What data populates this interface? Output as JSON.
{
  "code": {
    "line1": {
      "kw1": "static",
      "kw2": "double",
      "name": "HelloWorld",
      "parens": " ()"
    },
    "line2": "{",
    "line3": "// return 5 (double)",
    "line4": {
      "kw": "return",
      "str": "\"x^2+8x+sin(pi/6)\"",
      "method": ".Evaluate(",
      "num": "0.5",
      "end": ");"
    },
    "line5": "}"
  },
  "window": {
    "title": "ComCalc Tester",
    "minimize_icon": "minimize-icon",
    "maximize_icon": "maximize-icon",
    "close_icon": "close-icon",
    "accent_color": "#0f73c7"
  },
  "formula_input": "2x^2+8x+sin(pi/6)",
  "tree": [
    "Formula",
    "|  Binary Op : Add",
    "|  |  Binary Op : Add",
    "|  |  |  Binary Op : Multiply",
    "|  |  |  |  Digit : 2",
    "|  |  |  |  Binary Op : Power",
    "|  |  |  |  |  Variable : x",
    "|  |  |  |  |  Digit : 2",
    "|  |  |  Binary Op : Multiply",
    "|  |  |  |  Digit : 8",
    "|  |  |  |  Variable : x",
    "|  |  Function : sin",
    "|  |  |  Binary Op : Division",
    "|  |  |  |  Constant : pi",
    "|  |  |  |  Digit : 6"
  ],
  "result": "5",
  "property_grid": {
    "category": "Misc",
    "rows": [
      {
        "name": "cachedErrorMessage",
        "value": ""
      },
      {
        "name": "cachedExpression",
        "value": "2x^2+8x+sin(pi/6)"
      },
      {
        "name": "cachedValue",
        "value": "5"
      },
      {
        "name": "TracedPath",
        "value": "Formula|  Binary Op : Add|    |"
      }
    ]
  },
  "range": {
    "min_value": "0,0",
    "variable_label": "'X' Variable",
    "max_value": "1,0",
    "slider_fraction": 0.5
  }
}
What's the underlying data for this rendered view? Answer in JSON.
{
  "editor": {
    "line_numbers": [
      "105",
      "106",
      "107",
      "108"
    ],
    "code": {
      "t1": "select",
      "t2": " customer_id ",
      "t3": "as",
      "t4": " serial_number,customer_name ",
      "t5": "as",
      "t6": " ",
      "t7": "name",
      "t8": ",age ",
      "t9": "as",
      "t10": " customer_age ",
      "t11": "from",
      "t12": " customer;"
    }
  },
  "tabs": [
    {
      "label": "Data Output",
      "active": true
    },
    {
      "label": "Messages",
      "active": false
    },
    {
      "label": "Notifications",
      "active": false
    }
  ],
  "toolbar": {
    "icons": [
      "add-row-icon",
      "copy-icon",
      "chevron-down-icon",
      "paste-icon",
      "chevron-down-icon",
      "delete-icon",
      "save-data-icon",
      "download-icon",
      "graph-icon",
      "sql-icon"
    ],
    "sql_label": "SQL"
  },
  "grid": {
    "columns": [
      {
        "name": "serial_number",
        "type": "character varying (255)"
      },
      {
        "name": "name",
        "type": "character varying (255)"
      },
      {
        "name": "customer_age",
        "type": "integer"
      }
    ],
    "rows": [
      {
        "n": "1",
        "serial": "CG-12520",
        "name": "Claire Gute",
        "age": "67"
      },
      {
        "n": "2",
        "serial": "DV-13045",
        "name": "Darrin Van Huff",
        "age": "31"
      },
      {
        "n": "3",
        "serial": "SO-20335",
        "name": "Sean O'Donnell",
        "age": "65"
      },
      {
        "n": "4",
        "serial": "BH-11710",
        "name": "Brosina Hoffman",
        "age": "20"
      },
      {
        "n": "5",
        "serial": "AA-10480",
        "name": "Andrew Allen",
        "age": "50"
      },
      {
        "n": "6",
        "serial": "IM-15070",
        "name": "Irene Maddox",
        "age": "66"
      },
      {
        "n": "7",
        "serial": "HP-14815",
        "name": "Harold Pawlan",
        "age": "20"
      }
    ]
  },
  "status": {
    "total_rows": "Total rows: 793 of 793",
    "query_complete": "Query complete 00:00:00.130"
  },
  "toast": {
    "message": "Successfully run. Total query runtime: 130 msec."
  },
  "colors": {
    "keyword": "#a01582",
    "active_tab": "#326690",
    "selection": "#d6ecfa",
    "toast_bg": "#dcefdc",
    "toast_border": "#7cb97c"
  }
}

Task to complete => Copy out all of the records above with nothing altered.

Finished task =>
What data populates this interface? Output as JSON.
{
  "code": {
    "line1": {
      "kw1": "static",
      "kw2": "double",
      "name": "HelloWorld",
      "parens": " ()"
    },
    "line2": "{",
    "line3": "// return 5 (double)",
    "line4": {
      "kw": "return",
      "str": "\"x^2+8x+sin(pi/6)\"",
      "method": ".Evaluate(",
      "num": "0.5",
      "end": ");"
    },
    "line5": "}"
  },
  "window": {
    "title": "ComCalc Tester",
    "minimize_icon": "minimize-icon",
    "maximize_icon": "maximize-icon",
    "close_icon": "close-icon",
    "accent_color": "#0f73c7"
  },
  "formula_input": "2x^2+8x+sin(pi/6)",
  "tree": [
    "Formula",
    "|  Binary Op : Add",
    "|  |  Binary Op : Add",
    "|  |  |  Binary Op : Multiply",
    "|  |  |  |  Digit : 2",
    "|  |  |  |  Binary Op : Power",
    "|  |  |  |  |  Variable : x",
    "|  |  |  |  |  Digit : 2",
    "|  |  |  Binary Op : Multiply",
    "|  |  |  |  Digit : 8",
    "|  |  |  |  Variable : x",
    "|  |  Function : sin",
    "|  |  |  Binary Op : Division",
    "|  |  |  |  Constant : pi",
    "|  |  |  |  Digit : 6"
  ],
  "result": "5",
  "property_grid": {
    "category": "Misc",
    "rows": [
      {
        "name": "cachedErrorMessage",
        "value": ""
      },
      {
        "name": "cachedExpression",
        "value": "2x^2+8x+sin(pi/6)"
      },
      {
        "name": "cachedValue",
        "value": "5"
      },
      {
        "name": "TracedPath",
        "value": "Formula|  Binary Op : Add|    |"
      }
    ]
  },
  "range": {
    "min_value": "0,0",
    "variable_label": "'X' Variable",
    "max_value": "1,0",
    "slider_fraction": 0.5
  }
}
What's the underlying data for this rendered view? Answer in JSON.
{
  "editor": {
    "line_numbers": [
      "105",
      "106",
      "107",
      "108"
    ],
    "code": {
      "t1": "select",
      "t2": " customer_id ",
      "t3": "as",
      "t4": " serial_number,customer_name ",
      "t5": "as",
      "t6": " ",
      "t7": "name",
      "t8": ",age ",
      "t9": "as",
      "t10": " customer_age ",
      "t11": "from",
      "t12": " customer;"
    }
  },
  "tabs": [
    {
      "label": "Data Output",
      "active": true
    },
    {
      "label": "Messages",
      "active": false
    },
    {
      "label": "Notifications",
      "active": false
    }
  ],
  "toolbar": {
    "icons": [
      "add-row-icon",
      "copy-icon",
      "chevron-down-icon",
      "paste-icon",
      "chevron-down-icon",
      "delete-icon",
      "save-data-icon",
      "download-icon",
      "graph-icon",
      "sql-icon"
    ],
    "sql_label": "SQL"
  },
  "grid": {
    "columns": [
      {
        "name": "serial_number",
        "type": "character varying (255)"
      },
      {
        "name": "name",
        "type": "character varying (255)"
      },
      {
        "name": "customer_age",
        "type": "integer"
      }
    ],
    "rows": [
      {
        "n": "1",
        "serial": "CG-12520",
        "name": "Claire Gute",
        "age": "67"
      },
      {
        "n": "2",
        "serial": "DV-13045",
        "name": "Darrin Van Huff",
        "age": "31"
      },
      {
        "n": "3",
        "serial": "SO-20335",
        "name": "Sean O'Donnell",
        "age": "65"
      },
      {
        "n": "4",
        "serial": "BH-11710",
        "name": "Brosina Hoffman",
        "age": "20"
      },
      {
        "n": "5",
        "serial": "AA-10480",
        "name": "Andrew Allen",
        "age": "50"
      },
      {
        "n": "6",
        "serial": "IM-15070",
        "name": "Irene Maddox",
        "age": "66"
      },
      {
        "n": "7",
        "serial": "HP-14815",
        "name": "Harold Pawlan",
        "age": "20"
      }
    ]
  },
  "status": {
    "total_rows": "Total rows: 793 of 793",
    "query_complete": "Query complete 00:00:00.130"
  },
  "toast": {
    "message": "Successfully run. Total query runtime: 130 msec."
  },
  "colors": {
    "keyword": "#a01582",
    "active_tab": "#326690",
    "selection": "#d6ecfa",
    "toast_bg": "#dcefdc",
    "toast_border": "#7cb97c"
  }
}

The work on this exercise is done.